### Extracted records
★ ★ ★ ★ ★ ★ ★

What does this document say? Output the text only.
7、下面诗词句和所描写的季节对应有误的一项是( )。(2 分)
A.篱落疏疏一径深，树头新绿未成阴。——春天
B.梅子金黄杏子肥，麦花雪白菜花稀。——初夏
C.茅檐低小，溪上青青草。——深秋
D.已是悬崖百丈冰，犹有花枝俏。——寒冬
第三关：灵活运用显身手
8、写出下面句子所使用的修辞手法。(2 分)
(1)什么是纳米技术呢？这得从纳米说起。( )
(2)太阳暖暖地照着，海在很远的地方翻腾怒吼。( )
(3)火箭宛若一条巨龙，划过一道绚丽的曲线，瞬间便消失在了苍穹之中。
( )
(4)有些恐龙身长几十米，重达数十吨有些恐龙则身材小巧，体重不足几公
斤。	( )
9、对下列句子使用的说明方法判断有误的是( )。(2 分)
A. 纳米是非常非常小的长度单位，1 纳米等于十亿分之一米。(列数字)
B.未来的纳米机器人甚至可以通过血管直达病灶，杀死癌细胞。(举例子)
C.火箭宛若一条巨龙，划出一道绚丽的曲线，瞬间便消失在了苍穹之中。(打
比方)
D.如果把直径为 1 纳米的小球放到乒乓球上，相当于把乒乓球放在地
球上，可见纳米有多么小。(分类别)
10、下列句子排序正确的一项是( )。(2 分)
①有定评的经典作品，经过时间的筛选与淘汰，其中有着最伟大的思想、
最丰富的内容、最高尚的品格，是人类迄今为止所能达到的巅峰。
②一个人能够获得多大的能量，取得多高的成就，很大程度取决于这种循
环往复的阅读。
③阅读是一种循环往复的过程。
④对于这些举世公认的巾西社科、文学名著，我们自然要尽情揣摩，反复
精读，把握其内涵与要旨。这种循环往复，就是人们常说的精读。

★ ★ ★ ★ ★ ★ ★

### TASK TO COMPLETE
Type out the whole listing above again, exactly as it stands.

### TASK RESULT
What does this document say? Output the text only.
7、下面诗词句和所描写的季节对应有误的一项是( )。(2 分)
A.篱落疏疏一径深，树头新绿未成阴。——春天
B.梅子金黄杏子肥，麦花雪白菜花稀。——初夏
C.茅檐低小，溪上青青草。——深秋
D.已是悬崖百丈冰，犹有花枝俏。——寒冬
第三关：灵活运用显身手
8、写出下面句子所使用的修辞手法。(2 分)
(1)什么是纳米技术呢？这得从纳米说起。( )
(2)太阳暖暖地照着，海在很远的地方翻腾怒吼。( )
(3)火箭宛若一条巨龙，划过一道绚丽的曲线，瞬间便消失在了苍穹之中。
( )
(4)有些恐龙身长几十米，重达数十吨有些恐龙则身材小巧，体重不足几公
斤。	( )
9、对下列句子使用的说明方法判断有误的是( )。(2 分)
A. 纳米是非常非常小的长度单位，1 纳米等于十亿分之一米。(列数字)
B.未来的纳米机器人甚至可以通过血管直达病灶，杀死癌细胞。(举例子)
C.火箭宛若一条巨龙，划出一道绚丽的曲线，瞬间便消失在了苍穹之中。(打
比方)
D.如果把直径为 1 纳米的小球放到乒乓球上，相当于把乒乓球放在地
球上，可见纳米有多么小。(分类别)
10、下列句子排序正确的一项是( )。(2 分)
①有定评的经典作品，经过时间的筛选与淘汰，其中有着最伟大的思想、
最丰富的内容、最高尚的品格，是人类迄今为止所能达到的巅峰。
②一个人能够获得多大的能量，取得多高的成就，很大程度取决于这种循
环往复的阅读。
③阅读是一种循环往复的过程。
④对于这些举世公认的巾西社科、文学名著，我们自然要尽情揣摩，反复
精读，把握其内涵与要旨。这种循环往复，就是人们常说的精读。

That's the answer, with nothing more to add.